DESCRIPTION OF THE TASK: Give the number of lines in this listing that contain "screenshot", with no other words.
─── LISTING
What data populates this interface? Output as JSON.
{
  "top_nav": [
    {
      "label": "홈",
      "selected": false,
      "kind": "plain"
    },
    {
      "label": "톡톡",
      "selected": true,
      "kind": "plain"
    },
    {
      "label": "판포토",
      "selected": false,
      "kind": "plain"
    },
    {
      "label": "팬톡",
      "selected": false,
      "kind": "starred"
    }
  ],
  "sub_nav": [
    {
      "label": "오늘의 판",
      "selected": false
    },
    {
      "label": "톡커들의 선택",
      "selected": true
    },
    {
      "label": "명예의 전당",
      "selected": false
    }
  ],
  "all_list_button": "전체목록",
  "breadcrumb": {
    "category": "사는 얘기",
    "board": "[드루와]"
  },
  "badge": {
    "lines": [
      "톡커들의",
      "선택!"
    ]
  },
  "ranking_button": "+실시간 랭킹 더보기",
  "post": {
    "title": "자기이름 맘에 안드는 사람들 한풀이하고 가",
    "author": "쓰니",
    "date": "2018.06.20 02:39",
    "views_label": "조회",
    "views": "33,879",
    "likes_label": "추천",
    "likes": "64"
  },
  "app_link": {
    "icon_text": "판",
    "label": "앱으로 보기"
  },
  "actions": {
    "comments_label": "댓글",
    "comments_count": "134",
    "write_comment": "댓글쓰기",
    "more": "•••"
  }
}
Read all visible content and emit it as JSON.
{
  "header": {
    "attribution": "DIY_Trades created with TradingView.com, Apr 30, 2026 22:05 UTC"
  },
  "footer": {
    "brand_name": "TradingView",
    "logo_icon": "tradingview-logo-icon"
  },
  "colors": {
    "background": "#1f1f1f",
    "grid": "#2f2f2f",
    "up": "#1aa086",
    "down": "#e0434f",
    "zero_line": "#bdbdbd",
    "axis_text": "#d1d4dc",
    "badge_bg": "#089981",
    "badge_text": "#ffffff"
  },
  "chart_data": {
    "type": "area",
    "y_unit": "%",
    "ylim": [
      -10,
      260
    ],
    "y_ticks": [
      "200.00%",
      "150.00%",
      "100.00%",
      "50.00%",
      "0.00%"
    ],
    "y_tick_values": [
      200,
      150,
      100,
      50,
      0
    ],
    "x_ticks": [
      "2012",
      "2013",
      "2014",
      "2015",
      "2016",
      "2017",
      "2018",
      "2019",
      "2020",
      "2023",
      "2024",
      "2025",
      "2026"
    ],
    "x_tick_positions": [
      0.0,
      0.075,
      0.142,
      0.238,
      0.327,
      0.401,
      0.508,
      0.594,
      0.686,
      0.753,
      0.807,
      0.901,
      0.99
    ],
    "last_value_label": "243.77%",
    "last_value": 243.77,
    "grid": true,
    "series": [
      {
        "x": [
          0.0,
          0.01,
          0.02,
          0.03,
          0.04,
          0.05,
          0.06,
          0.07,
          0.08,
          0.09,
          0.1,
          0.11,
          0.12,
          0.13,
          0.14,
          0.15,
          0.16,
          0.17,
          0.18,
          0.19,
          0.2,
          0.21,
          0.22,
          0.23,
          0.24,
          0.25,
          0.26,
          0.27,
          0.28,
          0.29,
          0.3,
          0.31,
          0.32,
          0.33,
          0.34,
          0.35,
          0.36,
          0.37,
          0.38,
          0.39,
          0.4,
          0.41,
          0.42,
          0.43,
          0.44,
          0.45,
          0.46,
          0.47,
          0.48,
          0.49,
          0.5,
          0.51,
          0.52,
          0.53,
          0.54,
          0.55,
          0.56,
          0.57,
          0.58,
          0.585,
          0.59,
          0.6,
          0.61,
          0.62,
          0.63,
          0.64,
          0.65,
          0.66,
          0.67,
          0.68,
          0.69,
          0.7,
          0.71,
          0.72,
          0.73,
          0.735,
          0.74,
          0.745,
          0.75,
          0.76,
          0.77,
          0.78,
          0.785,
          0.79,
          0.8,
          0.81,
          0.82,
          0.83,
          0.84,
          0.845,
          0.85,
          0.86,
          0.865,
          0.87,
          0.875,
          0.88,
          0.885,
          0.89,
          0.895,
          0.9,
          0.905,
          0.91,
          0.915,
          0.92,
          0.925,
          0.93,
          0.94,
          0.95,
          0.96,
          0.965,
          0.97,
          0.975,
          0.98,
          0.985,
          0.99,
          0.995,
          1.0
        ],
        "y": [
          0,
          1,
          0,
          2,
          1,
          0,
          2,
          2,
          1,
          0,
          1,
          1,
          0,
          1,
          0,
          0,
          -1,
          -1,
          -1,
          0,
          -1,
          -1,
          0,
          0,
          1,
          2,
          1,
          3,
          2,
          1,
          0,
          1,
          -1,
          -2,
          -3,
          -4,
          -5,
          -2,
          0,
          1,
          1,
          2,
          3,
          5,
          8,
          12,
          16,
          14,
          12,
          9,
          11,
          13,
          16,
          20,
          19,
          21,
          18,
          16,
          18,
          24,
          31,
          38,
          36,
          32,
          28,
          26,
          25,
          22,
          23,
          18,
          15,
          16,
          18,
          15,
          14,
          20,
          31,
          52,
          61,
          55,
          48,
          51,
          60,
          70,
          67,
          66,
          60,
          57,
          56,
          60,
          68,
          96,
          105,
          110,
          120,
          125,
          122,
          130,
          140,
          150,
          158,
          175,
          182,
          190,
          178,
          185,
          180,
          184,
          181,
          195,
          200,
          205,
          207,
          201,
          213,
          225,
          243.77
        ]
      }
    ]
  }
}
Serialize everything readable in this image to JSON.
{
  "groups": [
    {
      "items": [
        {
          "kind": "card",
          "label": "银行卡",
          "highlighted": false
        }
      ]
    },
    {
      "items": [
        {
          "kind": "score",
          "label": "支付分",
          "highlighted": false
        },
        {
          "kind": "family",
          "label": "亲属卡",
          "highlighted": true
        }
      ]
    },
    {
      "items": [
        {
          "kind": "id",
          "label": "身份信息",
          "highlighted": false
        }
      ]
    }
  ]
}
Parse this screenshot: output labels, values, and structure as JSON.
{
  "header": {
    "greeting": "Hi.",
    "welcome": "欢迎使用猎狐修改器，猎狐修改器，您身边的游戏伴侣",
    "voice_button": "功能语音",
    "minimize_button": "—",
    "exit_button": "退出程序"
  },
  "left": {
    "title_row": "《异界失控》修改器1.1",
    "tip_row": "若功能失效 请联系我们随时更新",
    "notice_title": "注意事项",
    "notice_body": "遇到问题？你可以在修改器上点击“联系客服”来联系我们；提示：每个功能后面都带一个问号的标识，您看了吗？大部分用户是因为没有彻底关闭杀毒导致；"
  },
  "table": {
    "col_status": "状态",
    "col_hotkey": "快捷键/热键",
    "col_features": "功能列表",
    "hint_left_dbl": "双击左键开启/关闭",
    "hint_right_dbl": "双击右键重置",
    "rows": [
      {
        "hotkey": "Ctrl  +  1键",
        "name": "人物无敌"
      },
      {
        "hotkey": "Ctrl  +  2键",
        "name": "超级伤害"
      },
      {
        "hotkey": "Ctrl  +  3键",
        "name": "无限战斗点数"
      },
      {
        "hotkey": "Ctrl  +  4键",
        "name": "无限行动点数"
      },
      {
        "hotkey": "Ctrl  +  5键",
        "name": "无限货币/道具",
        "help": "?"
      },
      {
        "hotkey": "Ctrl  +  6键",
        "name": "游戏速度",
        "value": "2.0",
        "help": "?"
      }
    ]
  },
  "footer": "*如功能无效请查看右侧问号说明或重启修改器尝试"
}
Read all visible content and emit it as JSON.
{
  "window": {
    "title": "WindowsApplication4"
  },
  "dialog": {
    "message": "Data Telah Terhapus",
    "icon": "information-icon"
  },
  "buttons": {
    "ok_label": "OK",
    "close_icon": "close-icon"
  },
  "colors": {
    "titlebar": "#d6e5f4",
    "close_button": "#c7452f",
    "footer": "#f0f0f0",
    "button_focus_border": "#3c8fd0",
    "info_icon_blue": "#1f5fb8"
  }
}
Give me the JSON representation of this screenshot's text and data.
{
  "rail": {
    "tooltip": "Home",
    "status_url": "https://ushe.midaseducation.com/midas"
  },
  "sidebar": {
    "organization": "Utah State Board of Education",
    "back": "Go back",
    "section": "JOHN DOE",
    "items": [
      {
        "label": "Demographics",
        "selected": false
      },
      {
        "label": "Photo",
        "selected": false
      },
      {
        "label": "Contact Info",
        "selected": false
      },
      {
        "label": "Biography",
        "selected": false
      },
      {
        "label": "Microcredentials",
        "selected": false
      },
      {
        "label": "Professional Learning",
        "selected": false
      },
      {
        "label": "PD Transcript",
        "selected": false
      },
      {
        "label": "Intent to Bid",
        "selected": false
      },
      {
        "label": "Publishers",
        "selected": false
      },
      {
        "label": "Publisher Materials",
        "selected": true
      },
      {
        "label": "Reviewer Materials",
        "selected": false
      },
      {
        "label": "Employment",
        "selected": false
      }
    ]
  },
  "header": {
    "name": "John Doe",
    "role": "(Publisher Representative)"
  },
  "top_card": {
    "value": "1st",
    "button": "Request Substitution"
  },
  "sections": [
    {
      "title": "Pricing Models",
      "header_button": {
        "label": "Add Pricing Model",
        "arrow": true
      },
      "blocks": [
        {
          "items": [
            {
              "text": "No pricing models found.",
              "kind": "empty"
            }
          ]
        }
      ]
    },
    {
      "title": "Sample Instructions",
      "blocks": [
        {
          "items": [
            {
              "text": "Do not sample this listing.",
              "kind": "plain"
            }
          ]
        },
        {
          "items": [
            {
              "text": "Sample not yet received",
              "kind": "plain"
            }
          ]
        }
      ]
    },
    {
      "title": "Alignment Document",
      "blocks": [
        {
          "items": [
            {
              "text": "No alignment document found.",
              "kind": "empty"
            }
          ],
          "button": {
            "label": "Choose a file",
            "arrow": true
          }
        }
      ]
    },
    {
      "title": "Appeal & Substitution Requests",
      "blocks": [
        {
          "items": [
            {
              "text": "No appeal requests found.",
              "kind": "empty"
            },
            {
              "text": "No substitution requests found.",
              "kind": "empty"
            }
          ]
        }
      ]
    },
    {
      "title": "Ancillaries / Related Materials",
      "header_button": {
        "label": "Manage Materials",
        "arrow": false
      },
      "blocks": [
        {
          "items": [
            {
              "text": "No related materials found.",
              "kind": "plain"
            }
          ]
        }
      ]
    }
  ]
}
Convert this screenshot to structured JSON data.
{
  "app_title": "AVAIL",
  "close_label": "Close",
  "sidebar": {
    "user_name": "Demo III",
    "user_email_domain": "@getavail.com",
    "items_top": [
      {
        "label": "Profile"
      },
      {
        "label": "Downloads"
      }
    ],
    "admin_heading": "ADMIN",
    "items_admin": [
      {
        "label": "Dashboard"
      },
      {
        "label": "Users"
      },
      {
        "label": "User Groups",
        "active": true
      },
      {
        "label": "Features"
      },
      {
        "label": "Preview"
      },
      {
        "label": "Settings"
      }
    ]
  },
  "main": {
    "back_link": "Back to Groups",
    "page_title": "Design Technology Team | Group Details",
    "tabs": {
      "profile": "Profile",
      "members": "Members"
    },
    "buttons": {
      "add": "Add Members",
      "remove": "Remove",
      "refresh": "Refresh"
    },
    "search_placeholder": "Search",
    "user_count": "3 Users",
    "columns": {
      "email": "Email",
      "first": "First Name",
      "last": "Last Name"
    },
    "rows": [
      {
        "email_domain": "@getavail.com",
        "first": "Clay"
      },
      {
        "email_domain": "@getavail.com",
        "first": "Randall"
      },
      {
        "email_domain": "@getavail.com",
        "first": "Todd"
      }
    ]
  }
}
──────
RESULT: 3